** START **
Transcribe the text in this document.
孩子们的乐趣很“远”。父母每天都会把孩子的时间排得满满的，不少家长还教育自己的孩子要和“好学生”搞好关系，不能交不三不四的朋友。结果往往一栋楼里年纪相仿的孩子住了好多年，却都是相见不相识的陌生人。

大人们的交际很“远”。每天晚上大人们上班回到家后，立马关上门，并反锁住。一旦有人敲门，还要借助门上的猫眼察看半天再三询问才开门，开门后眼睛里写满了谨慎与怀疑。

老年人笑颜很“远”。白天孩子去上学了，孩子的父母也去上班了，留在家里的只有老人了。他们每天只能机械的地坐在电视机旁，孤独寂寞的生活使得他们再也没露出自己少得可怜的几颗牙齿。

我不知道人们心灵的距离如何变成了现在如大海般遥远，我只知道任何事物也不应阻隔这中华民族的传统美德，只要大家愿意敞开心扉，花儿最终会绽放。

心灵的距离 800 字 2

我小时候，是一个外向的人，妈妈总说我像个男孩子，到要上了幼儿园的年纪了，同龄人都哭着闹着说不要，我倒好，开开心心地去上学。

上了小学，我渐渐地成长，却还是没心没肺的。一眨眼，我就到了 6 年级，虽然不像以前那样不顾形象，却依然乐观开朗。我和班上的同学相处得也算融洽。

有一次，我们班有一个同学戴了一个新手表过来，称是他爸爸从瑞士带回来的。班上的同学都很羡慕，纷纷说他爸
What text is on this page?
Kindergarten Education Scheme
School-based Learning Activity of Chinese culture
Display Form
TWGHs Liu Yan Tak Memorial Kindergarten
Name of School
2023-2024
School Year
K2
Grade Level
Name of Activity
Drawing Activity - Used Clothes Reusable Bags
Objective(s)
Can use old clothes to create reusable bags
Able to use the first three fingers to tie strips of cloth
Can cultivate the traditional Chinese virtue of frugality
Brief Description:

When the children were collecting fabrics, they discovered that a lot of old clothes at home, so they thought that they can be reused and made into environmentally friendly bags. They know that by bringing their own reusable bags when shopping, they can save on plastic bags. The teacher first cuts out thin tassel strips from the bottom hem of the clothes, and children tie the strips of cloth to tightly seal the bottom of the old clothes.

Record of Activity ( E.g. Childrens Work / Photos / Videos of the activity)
** END **
* _What to work on_:
Copy down the whole of the data above, matching it exactly.

* _Written response_:
Transcribe the text in this document.
孩子们的乐趣很“远”。父母每天都会把孩子的时间排得满满的，不少家长还教育自己的孩子要和“好学生”搞好关系，不能交不三不四的朋友。结果往往一栋楼里年纪相仿的孩子住了好多年，却都是相见不相识的陌生人。

大人们的交际很“远”。每天晚上大人们上班回到家后，立马关上门，并反锁住。一旦有人敲门，还要借助门上的猫眼察看半天再三询问才开门，开门后眼睛里写满了谨慎与怀疑。

老年人笑颜很“远”。白天孩子去上学了，孩子的父母也去上班了，留在家里的只有老人了。他们每天只能机械的地坐在电视机旁，孤独寂寞的生活使得他们再也没露出自己少得可怜的几颗牙齿。

我不知道人们心灵的距离如何变成了现在如大海般遥远，我只知道任何事物也不应阻隔这中华民族的传统美德，只要大家愿意敞开心扉，花儿最终会绽放。

心灵的距离 800 字 2

我小时候，是一个外向的人，妈妈总说我像个男孩子，到要上了幼儿园的年纪了，同龄人都哭着闹着说不要，我倒好，开开心心地去上学。

上了小学，我渐渐地成长，却还是没心没肺的。一眨眼，我就到了 6 年级，虽然不像以前那样不顾形象，却依然乐观开朗。我和班上的同学相处得也算融洽。

有一次，我们班有一个同学戴了一个新手表过来，称是他爸爸从瑞士带回来的。班上的同学都很羡慕，纷纷说他爸
What text is on this page?
Kindergarten Education Scheme
School-based Learning Activity of Chinese culture
Display Form
TWGHs Liu Yan Tak Memorial Kindergarten
Name of School
2023-2024
School Year
K2
Grade Level
Name of Activity
Drawing Activity - Used Clothes Reusable Bags
Objective(s)
Can use old clothes to create reusable bags
Able to use the first three fingers to tie strips of cloth
Can cultivate the traditional Chinese virtue of frugality
Brief Description:

When the children were collecting fabrics, they discovered that a lot of old clothes at home, so they thought that they can be reused and made into environmentally friendly bags. They know that by bringing their own reusable bags when shopping, they can save on plastic bags. The teacher first cuts out thin tassel strips from the bottom hem of the clothes, and children tie the strips of cloth to tightly seal the bottom of the old clothes.

Record of Activity ( E.g. Childrens Work / Photos / Videos of the activity)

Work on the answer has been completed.